What you need to do:
Word for word, set down the entries that follow.

Excerpted data:

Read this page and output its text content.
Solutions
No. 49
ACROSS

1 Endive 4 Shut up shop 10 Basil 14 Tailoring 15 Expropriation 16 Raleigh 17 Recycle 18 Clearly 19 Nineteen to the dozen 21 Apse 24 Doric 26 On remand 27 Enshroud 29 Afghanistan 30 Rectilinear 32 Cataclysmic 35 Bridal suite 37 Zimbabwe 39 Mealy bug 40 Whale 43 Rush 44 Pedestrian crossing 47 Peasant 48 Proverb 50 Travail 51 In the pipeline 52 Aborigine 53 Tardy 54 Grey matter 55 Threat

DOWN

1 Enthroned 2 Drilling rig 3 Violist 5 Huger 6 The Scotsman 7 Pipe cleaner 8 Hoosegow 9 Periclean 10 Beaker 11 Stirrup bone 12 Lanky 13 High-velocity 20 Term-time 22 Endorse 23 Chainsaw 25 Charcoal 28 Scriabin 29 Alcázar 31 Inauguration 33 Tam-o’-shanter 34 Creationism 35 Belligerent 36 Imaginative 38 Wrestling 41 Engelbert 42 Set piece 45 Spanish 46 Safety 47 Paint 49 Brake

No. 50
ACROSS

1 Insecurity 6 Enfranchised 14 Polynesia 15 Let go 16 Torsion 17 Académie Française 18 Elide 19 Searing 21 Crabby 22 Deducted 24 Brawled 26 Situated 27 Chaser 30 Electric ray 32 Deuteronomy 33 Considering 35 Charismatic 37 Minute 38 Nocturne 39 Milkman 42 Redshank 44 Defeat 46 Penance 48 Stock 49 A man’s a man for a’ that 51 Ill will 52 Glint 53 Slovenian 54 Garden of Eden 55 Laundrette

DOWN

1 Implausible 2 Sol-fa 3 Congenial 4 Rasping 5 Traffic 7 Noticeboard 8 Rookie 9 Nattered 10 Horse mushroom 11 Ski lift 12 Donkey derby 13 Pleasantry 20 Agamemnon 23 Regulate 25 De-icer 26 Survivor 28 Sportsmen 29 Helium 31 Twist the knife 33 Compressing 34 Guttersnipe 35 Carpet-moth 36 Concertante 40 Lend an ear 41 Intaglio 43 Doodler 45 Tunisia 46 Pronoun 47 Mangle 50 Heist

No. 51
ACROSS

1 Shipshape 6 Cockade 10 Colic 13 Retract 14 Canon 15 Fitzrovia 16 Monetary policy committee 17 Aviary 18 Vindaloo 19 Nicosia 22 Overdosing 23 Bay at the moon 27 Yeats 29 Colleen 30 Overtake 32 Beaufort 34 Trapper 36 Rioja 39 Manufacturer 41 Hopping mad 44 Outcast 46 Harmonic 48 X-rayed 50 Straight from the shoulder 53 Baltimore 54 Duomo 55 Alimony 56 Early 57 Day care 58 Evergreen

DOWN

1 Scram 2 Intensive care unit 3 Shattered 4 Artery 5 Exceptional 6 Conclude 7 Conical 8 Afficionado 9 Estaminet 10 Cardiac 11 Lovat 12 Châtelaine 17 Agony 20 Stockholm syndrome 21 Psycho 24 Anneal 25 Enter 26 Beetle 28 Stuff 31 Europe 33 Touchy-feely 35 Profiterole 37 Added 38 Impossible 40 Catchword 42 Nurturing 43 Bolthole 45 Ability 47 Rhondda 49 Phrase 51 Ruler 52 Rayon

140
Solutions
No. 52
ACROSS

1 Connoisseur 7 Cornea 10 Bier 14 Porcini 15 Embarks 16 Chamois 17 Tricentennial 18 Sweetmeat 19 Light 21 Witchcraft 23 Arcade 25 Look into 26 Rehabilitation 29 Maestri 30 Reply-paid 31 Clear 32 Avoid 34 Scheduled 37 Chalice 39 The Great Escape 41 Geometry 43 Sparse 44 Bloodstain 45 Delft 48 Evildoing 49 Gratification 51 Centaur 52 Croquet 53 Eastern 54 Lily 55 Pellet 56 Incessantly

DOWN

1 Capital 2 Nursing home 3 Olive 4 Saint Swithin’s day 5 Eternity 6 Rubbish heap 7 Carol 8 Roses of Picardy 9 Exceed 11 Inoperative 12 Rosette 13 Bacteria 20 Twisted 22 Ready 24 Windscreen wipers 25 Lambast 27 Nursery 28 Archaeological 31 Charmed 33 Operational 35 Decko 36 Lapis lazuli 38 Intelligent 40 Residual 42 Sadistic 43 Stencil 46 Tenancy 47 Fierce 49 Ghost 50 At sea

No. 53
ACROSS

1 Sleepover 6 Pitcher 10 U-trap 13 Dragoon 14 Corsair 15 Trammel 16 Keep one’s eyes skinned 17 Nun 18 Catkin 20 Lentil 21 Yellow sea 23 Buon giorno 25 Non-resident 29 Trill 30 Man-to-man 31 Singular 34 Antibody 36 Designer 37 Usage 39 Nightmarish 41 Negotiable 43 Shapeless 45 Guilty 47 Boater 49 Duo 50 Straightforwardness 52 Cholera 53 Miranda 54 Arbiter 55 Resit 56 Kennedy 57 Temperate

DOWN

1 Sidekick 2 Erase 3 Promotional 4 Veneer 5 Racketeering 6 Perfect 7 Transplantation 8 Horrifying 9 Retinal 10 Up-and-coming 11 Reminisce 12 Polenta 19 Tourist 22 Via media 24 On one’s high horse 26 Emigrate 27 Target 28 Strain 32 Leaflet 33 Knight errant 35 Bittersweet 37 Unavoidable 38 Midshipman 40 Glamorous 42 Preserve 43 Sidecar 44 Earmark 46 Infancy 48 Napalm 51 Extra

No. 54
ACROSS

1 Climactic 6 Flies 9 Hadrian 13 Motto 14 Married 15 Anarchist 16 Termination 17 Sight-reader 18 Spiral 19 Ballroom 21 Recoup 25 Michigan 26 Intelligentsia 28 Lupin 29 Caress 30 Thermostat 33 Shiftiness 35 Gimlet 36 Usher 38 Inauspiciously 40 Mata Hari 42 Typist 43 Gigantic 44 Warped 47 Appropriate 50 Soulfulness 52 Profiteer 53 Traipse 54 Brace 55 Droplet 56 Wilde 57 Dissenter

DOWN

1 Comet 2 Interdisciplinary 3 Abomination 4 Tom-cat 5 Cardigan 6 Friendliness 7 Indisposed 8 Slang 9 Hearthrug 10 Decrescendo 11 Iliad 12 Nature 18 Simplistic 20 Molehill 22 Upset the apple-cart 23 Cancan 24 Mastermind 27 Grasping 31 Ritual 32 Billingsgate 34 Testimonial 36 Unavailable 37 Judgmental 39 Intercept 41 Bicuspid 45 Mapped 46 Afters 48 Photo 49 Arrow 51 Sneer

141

Written answer:
Read this page and output its text content.
Solutions
No. 49
ACROSS

1 Endive 4 Shut up shop 10 Basil 14 Tailoring 15 Expropriation 16 Raleigh 17 Recycle 18 Clearly 19 Nineteen to the dozen 21 Apse 24 Doric 26 On remand 27 Enshroud 29 Afghanistan 30 Rectilinear 32 Cataclysmic 35 Bridal suite 37 Zimbabwe 39 Mealy bug 40 Whale 43 Rush 44 Pedestrian crossing 47 Peasant 48 Proverb 50 Travail 51 In the pipeline 52 Aborigine 53 Tardy 54 Grey matter 55 Threat

DOWN

1 Enthroned 2 Drilling rig 3 Violist 5 Huger 6 The Scotsman 7 Pipe cleaner 8 Hoosegow 9 Periclean 10 Beaker 11 Stirrup bone 12 Lanky 13 High-velocity 20 Term-time 22 Endorse 23 Chainsaw 25 Charcoal 28 Scriabin 29 Alcázar 31 Inauguration 33 Tam-o’-shanter 34 Creationism 35 Belligerent 36 Imaginative 38 Wrestling 41 Engelbert 42 Set piece 45 Spanish 46 Safety 47 Paint 49 Brake

No. 50
ACROSS

1 Insecurity 6 Enfranchised 14 Polynesia 15 Let go 16 Torsion 17 Académie Française 18 Elide 19 Searing 21 Crabby 22 Deducted 24 Brawled 26 Situated 27 Chaser 30 Electric ray 32 Deuteronomy 33 Considering 35 Charismatic 37 Minute 38 Nocturne 39 Milkman 42 Redshank 44 Defeat 46 Penance 48 Stock 49 A man’s a man for a’ that 51 Ill will 52 Glint 53 Slovenian 54 Garden of Eden 55 Laundrette

DOWN

1 Implausible 2 Sol-fa 3 Congenial 4 Rasping 5 Traffic 7 Noticeboard 8 Rookie 9 Nattered 10 Horse mushroom 11 Ski lift 12 Donkey derby 13 Pleasantry 20 Agamemnon 23 Regulate 25 De-icer 26 Survivor 28 Sportsmen 29 Helium 31 Twist the knife 33 Compressing 34 Guttersnipe 35 Carpet-moth 36 Concertante 40 Lend an ear 41 Intaglio 43 Doodler 45 Tunisia 46 Pronoun 47 Mangle 50 Heist

No. 51
ACROSS

1 Shipshape 6 Cockade 10 Colic 13 Retract 14 Canon 15 Fitzrovia 16 Monetary policy committee 17 Aviary 18 Vindaloo 19 Nicosia 22 Overdosing 23 Bay at the moon 27 Yeats 29 Colleen 30 Overtake 32 Beaufort 34 Trapper 36 Rioja 39 Manufacturer 41 Hopping mad 44 Outcast 46 Harmonic 48 X-rayed 50 Straight from the shoulder 53 Baltimore 54 Duomo 55 Alimony 56 Early 57 Day care 58 Evergreen

DOWN

1 Scram 2 Intensive care unit 3 Shattered 4 Artery 5 Exceptional 6 Conclude 7 Conical 8 Afficionado 9 Estaminet 10 Cardiac 11 Lovat 12 Châtelaine 17 Agony 20 Stockholm syndrome 21 Psycho 24 Anneal 25 Enter 26 Beetle 28 Stuff 31 Europe 33 Touchy-feely 35 Profiterole 37 Added 38 Impossible 40 Catchword 42 Nurturing 43 Bolthole 45 Ability 47 Rhondda 49 Phrase 51 Ruler 52 Rayon

140
Solutions
No. 52
ACROSS

1 Connoisseur 7 Cornea 10 Bier 14 Porcini 15 Embarks 16 Chamois 17 Tricentennial 18 Sweetmeat 19 Light 21 Witchcraft 23 Arcade 25 Look into 26 Rehabilitation 29 Maestri 30 Reply-paid 31 Clear 32 Avoid 34 Scheduled 37 Chalice 39 The Great Escape 41 Geometry 43 Sparse 44 Bloodstain 45 Delft 48 Evildoing 49 Gratification 51 Centaur 52 Croquet 53 Eastern 54 Lily 55 Pellet 56 Incessantly

DOWN

1 Capital 2 Nursing home 3 Olive 4 Saint Swithin’s day 5 Eternity 6 Rubbish heap 7 Carol 8 Roses of Picardy 9 Exceed 11 Inoperative 12 Rosette 13 Bacteria 20 Twisted 22 Ready 24 Windscreen wipers 25 Lambast 27 Nursery 28 Archaeological 31 Charmed 33 Operational 35 Decko 36 Lapis lazuli 38 Intelligent 40 Residual 42 Sadistic 43 Stencil 46 Tenancy 47 Fierce 49 Ghost 50 At sea

No. 53
ACROSS

1 Sleepover 6 Pitcher 10 U-trap 13 Dragoon 14 Corsair 15 Trammel 16 Keep one’s eyes skinned 17 Nun 18 Catkin 20 Lentil 21 Yellow sea 23 Buon giorno 25 Non-resident 29 Trill 30 Man-to-man 31 Singular 34 Antibody 36 Designer 37 Usage 39 Nightmarish 41 Negotiable 43 Shapeless 45 Guilty 47 Boater 49 Duo 50 Straightforwardness 52 Cholera 53 Miranda 54 Arbiter 55 Resit 56 Kennedy 57 Temperate

DOWN

1 Sidekick 2 Erase 3 Promotional 4 Veneer 5 Racketeering 6 Perfect 7 Transplantation 8 Horrifying 9 Retinal 10 Up-and-coming 11 Reminisce 12 Polenta 19 Tourist 22 Via media 24 On one’s high horse 26 Emigrate 27 Target 28 Strain 32 Leaflet 33 Knight errant 35 Bittersweet 37 Unavoidable 38 Midshipman 40 Glamorous 42 Preserve 43 Sidecar 44 Earmark 46 Infancy 48 Napalm 51 Extra

No. 54
ACROSS

1 Climactic 6 Flies 9 Hadrian 13 Motto 14 Married 15 Anarchist 16 Termination 17 Sight-reader 18 Spiral 19 Ballroom 21 Recoup 25 Michigan 26 Intelligentsia 28 Lupin 29 Caress 30 Thermostat 33 Shiftiness 35 Gimlet 36 Usher 38 Inauspiciously 40 Mata Hari 42 Typist 43 Gigantic 44 Warped 47 Appropriate 50 Soulfulness 52 Profiteer 53 Traipse 54 Brace 55 Droplet 56 Wilde 57 Dissenter

DOWN

1 Comet 2 Interdisciplinary 3 Abomination 4 Tom-cat 5 Cardigan 6 Friendliness 7 Indisposed 8 Slang 9 Hearthrug 10 Decrescendo 11 Iliad 12 Nature 18 Simplistic 20 Molehill 22 Upset the apple-cart 23 Cancan 24 Mastermind 27 Grasping 31 Ritual 32 Billingsgate 34 Testimonial 36 Unavailable 37 Judgmental 39 Intercept 41 Bicuspid 45 Mapped 46 Afters 48 Photo 49 Arrow 51 Sneer

141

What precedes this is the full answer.